Problem description: Find and return each line containing "Chêne".

*** Extracted records

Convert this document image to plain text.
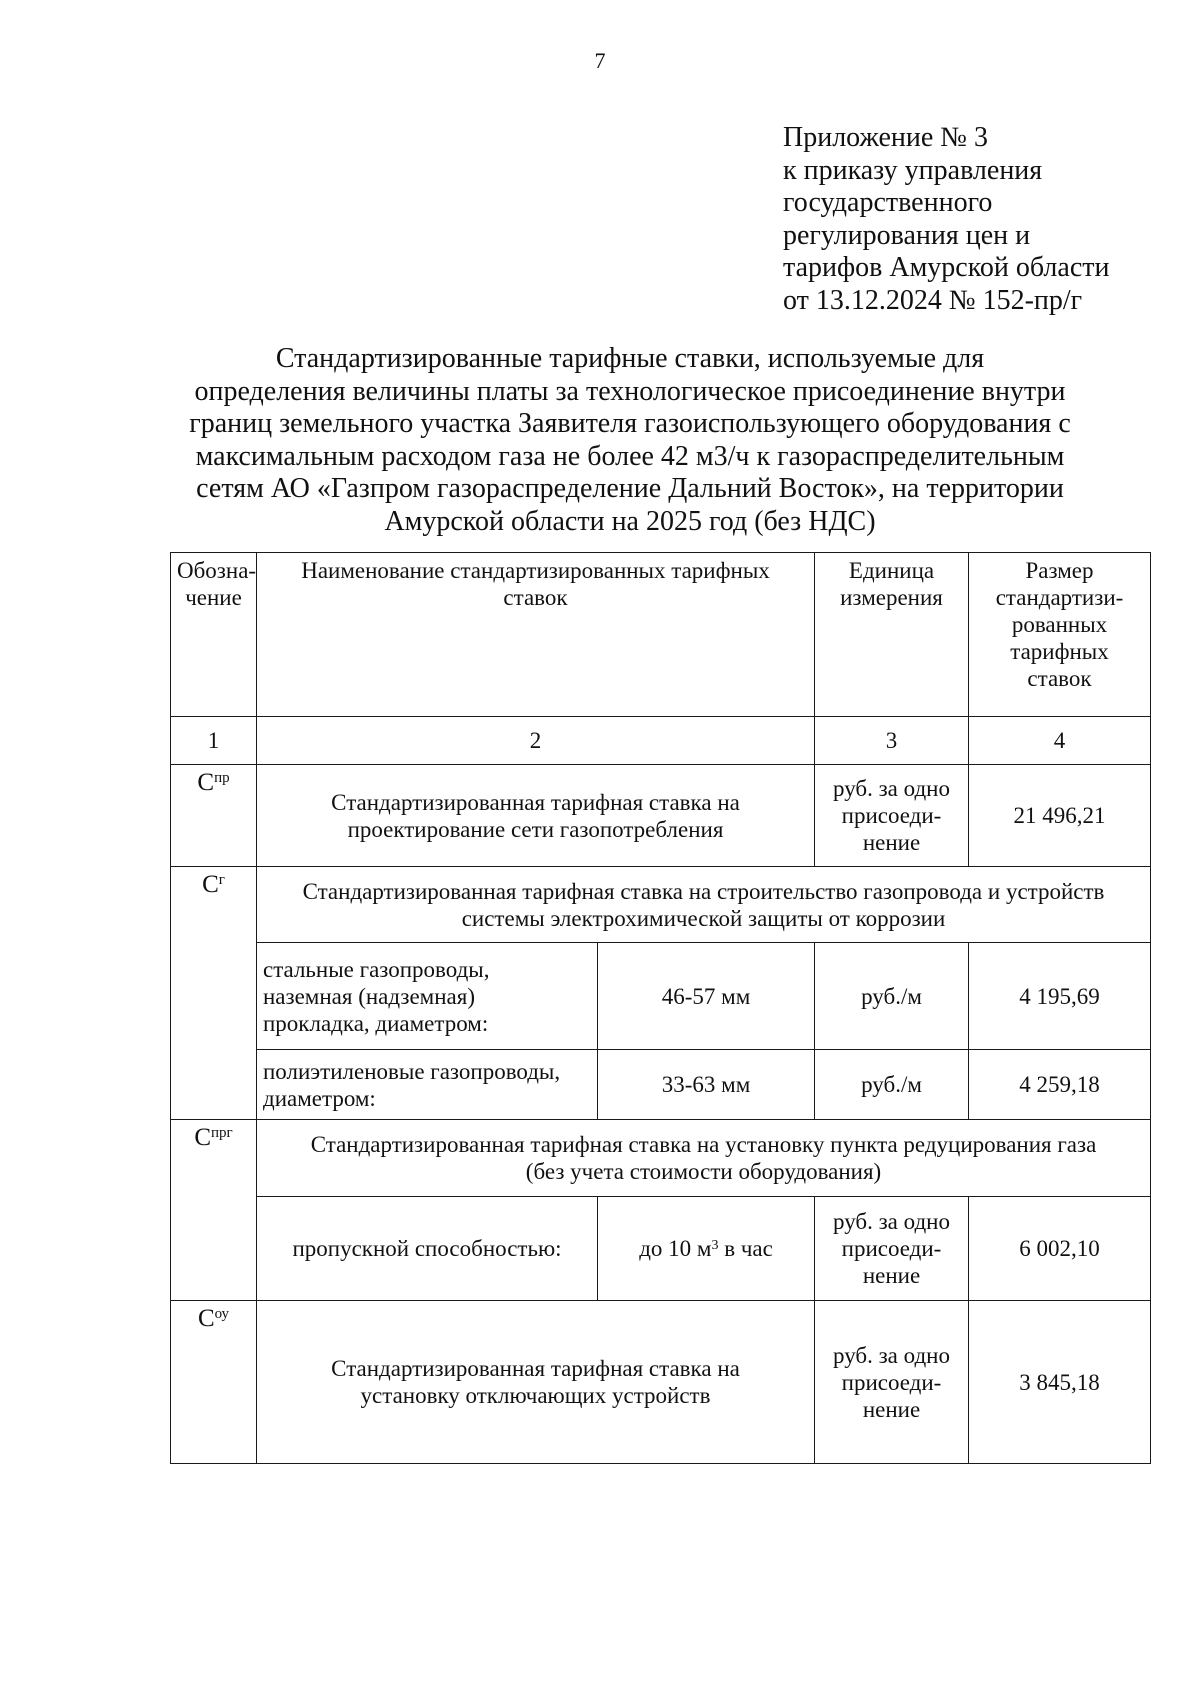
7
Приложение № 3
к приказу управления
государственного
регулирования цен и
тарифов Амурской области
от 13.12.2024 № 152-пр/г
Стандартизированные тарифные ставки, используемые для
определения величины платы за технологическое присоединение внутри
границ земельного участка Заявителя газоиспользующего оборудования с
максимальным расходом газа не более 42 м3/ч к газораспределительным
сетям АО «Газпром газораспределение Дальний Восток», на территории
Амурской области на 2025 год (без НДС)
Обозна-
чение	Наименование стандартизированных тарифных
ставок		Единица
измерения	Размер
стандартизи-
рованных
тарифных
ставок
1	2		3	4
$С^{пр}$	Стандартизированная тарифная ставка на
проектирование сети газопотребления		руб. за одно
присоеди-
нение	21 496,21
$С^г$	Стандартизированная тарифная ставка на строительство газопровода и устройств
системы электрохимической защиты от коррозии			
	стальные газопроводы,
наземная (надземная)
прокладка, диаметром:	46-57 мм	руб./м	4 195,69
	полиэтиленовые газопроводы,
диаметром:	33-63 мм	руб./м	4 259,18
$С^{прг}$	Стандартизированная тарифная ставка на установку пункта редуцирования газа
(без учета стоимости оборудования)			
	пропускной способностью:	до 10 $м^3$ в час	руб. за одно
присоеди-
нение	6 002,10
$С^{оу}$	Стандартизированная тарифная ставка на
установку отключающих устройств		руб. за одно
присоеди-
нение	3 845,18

******
*** Extracted records

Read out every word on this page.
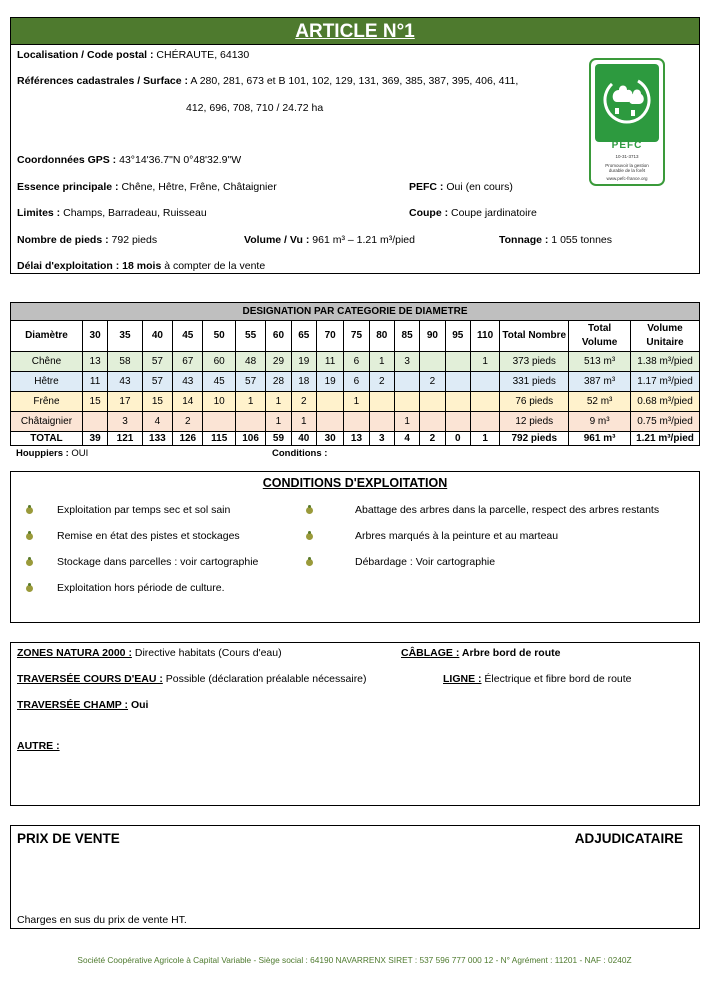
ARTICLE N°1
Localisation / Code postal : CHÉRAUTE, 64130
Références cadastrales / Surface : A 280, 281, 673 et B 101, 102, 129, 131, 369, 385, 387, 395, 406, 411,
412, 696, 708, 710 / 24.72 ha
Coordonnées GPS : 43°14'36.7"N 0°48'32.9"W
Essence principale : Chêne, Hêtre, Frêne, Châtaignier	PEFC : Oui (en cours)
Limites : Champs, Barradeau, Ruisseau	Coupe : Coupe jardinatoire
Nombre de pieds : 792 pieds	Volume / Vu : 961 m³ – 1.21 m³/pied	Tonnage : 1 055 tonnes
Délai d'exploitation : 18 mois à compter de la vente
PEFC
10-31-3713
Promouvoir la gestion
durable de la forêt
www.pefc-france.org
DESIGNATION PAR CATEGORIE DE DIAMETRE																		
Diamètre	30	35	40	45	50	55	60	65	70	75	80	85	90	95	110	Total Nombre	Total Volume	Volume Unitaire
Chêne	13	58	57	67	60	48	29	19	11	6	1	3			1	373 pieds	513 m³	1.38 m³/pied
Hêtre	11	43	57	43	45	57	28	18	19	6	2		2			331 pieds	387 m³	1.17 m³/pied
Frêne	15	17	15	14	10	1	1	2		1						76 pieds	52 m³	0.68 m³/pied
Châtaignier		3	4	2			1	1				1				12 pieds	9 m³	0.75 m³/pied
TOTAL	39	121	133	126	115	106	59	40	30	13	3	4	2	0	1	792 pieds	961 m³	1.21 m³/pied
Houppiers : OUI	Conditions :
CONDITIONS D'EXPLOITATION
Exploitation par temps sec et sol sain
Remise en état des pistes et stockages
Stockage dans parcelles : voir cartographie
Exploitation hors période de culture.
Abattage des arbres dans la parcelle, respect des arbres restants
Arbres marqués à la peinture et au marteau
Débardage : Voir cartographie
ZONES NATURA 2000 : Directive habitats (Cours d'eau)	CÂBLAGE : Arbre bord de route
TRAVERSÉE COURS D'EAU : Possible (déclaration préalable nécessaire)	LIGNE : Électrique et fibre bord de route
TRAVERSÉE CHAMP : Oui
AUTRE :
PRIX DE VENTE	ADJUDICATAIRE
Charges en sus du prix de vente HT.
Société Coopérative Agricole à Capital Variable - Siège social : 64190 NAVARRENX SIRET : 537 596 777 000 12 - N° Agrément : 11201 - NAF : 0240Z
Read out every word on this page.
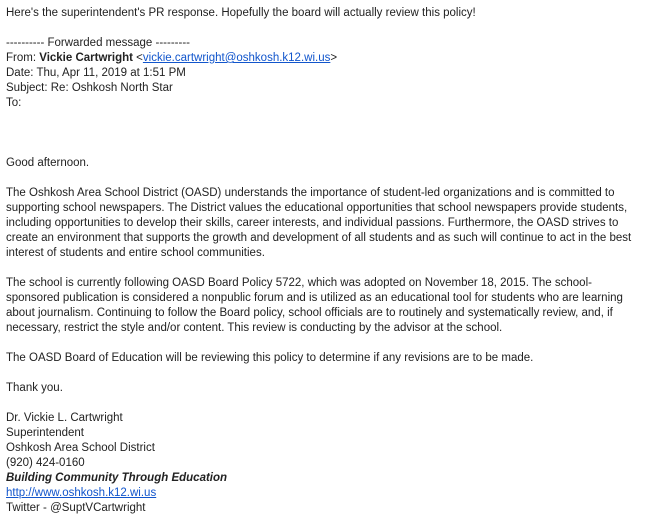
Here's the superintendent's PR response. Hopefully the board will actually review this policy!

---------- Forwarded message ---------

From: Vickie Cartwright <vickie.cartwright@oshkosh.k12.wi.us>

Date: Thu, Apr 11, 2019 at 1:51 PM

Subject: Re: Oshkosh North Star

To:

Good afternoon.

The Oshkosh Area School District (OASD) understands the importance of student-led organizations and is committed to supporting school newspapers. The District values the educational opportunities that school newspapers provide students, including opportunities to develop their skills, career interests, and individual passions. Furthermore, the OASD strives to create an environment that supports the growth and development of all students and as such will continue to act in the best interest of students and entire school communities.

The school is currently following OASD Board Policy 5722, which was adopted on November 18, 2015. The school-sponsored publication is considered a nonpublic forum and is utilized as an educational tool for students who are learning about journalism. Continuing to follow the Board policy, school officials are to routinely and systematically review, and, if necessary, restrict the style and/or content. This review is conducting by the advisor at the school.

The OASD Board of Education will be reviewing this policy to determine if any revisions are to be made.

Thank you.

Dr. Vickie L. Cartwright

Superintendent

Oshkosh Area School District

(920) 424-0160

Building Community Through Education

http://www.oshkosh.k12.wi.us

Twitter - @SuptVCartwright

******

Full answer:
Essence principale : Chêne, Hêtre, Frêne, Châtaignier	PEFC : Oui (en cours)
Chêne	13	58	57	67	60	48	29	19	11	6	1	3			1	373 pieds	513 m³	1.38 m³/pied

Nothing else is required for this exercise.